◆ What is being asked
Return the complete listing that follows, with each line reproduced exactly.

─── Task material ───

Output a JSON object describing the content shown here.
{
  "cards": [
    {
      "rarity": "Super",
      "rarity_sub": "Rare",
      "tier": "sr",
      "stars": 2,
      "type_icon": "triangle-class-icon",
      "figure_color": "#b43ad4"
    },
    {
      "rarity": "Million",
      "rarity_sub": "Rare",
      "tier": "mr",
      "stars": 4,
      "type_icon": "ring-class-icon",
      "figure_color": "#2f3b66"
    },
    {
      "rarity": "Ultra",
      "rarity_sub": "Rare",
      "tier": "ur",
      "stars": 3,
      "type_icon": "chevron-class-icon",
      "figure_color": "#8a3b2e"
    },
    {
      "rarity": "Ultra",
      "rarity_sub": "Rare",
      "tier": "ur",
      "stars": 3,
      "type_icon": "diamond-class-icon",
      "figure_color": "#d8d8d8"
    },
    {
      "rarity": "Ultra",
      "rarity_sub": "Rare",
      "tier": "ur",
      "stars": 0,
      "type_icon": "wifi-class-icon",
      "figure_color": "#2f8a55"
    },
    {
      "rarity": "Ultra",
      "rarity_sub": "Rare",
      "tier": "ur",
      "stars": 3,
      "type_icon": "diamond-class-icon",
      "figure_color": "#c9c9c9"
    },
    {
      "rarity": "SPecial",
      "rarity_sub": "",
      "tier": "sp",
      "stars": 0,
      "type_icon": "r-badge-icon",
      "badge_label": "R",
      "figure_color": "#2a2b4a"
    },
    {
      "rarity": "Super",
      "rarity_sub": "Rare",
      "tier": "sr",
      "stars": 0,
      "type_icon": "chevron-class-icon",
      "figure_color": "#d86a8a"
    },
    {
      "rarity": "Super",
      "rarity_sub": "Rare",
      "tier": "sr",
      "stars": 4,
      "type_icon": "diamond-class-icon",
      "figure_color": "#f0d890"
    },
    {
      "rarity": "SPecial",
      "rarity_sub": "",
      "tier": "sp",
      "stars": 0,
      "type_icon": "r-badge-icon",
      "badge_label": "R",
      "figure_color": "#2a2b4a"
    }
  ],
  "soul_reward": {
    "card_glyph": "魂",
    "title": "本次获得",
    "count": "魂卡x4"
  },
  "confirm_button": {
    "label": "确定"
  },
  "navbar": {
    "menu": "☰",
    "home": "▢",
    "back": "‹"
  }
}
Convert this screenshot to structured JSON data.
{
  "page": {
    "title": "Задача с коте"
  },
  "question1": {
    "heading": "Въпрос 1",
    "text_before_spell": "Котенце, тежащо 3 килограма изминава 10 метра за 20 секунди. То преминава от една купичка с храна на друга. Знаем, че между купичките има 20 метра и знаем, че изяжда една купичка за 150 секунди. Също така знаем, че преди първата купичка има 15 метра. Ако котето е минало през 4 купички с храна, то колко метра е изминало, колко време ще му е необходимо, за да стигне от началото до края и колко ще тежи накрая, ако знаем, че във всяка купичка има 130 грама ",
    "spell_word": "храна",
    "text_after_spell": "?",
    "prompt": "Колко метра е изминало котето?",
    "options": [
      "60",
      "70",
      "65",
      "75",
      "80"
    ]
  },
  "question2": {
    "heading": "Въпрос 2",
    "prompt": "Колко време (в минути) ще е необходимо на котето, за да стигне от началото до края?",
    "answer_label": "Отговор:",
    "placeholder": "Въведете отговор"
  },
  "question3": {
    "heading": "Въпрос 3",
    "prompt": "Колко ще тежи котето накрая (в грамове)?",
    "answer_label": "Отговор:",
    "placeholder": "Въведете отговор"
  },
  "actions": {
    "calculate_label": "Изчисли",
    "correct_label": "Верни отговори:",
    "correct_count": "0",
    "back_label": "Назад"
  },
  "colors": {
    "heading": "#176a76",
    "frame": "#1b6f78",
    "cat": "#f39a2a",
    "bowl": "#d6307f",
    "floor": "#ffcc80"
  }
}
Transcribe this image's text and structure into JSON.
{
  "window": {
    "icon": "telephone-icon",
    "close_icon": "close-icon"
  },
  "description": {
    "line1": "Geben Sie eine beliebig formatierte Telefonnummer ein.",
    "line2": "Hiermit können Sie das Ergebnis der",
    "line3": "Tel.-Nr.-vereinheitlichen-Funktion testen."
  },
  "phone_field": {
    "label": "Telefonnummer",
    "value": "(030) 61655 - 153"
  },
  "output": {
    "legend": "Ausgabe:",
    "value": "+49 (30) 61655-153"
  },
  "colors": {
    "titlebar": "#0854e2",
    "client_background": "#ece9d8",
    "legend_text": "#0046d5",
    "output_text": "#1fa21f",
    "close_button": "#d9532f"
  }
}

───

◆ Expected answer
Output a JSON object describing the content shown here.
{
  "cards": [
    {
      "rarity": "Super",
      "rarity_sub": "Rare",
      "tier": "sr",
      "stars": 2,
      "type_icon": "triangle-class-icon",
      "figure_color": "#b43ad4"
    },
    {
      "rarity": "Million",
      "rarity_sub": "Rare",
      "tier": "mr",
      "stars": 4,
      "type_icon": "ring-class-icon",
      "figure_color": "#2f3b66"
    },
    {
      "rarity": "Ultra",
      "rarity_sub": "Rare",
      "tier": "ur",
      "stars": 3,
      "type_icon": "chevron-class-icon",
      "figure_color": "#8a3b2e"
    },
    {
      "rarity": "Ultra",
      "rarity_sub": "Rare",
      "tier": "ur",
      "stars": 3,
      "type_icon": "diamond-class-icon",
      "figure_color": "#d8d8d8"
    },
    {
      "rarity": "Ultra",
      "rarity_sub": "Rare",
      "tier": "ur",
      "stars": 0,
      "type_icon": "wifi-class-icon",
      "figure_color": "#2f8a55"
    },
    {
      "rarity": "Ultra",
      "rarity_sub": "Rare",
      "tier": "ur",
      "stars": 3,
      "type_icon": "diamond-class-icon",
      "figure_color": "#c9c9c9"
    },
    {
      "rarity": "SPecial",
      "rarity_sub": "",
      "tier": "sp",
      "stars": 0,
      "type_icon": "r-badge-icon",
      "badge_label": "R",
      "figure_color": "#2a2b4a"
    },
    {
      "rarity": "Super",
      "rarity_sub": "Rare",
      "tier": "sr",
      "stars": 0,
      "type_icon": "chevron-class-icon",
      "figure_color": "#d86a8a"
    },
    {
      "rarity": "Super",
      "rarity_sub": "Rare",
      "tier": "sr",
      "stars": 4,
      "type_icon": "diamond-class-icon",
      "figure_color": "#f0d890"
    },
    {
      "rarity": "SPecial",
      "rarity_sub": "",
      "tier": "sp",
      "stars": 0,
      "type_icon": "r-badge-icon",
      "badge_label": "R",
      "figure_color": "#2a2b4a"
    }
  ],
  "soul_reward": {
    "card_glyph": "魂",
    "title": "本次获得",
    "count": "魂卡x4"
  },
  "confirm_button": {
    "label": "确定"
  },
  "navbar": {
    "menu": "☰",
    "home": "▢",
    "back": "‹"
  }
}
Convert this screenshot to structured JSON data.
{
  "page": {
    "title": "Задача с коте"
  },
  "question1": {
    "heading": "Въпрос 1",
    "text_before_spell": "Котенце, тежащо 3 килограма изминава 10 метра за 20 секунди. То преминава от една купичка с храна на друга. Знаем, че между купичките има 20 метра и знаем, че изяжда една купичка за 150 секунди. Също така знаем, че преди първата купичка има 15 метра. Ако котето е минало през 4 купички с храна, то колко метра е изминало, колко време ще му е необходимо, за да стигне от началото до края и колко ще тежи накрая, ако знаем, че във всяка купичка има 130 грама ",
    "spell_word": "храна",
    "text_after_spell": "?",
    "prompt": "Колко метра е изминало котето?",
    "options": [
      "60",
      "70",
      "65",
      "75",
      "80"
    ]
  },
  "question2": {
    "heading": "Въпрос 2",
    "prompt": "Колко време (в минути) ще е необходимо на котето, за да стигне от началото до края?",
    "answer_label": "Отговор:",
    "placeholder": "Въведете отговор"
  },
  "question3": {
    "heading": "Въпрос 3",
    "prompt": "Колко ще тежи котето накрая (в грамове)?",
    "answer_label": "Отговор:",
    "placeholder": "Въведете отговор"
  },
  "actions": {
    "calculate_label": "Изчисли",
    "correct_label": "Верни отговори:",
    "correct_count": "0",
    "back_label": "Назад"
  },
  "colors": {
    "heading": "#176a76",
    "frame": "#1b6f78",
    "cat": "#f39a2a",
    "bowl": "#d6307f",
    "floor": "#ffcc80"
  }
}
Transcribe this image's text and structure into JSON.
{
  "window": {
    "icon": "telephone-icon",
    "close_icon": "close-icon"
  },
  "description": {
    "line1": "Geben Sie eine beliebig formatierte Telefonnummer ein.",
    "line2": "Hiermit können Sie das Ergebnis der",
    "line3": "Tel.-Nr.-vereinheitlichen-Funktion testen."
  },
  "phone_field": {
    "label": "Telefonnummer",
    "value": "(030) 61655 - 153"
  },
  "output": {
    "legend": "Ausgabe:",
    "value": "+49 (30) 61655-153"
  },
  "colors": {
    "titlebar": "#0854e2",
    "client_background": "#ece9d8",
    "legend_text": "#0046d5",
    "output_text": "#1fa21f",
    "close_button": "#d9532f"
  }
}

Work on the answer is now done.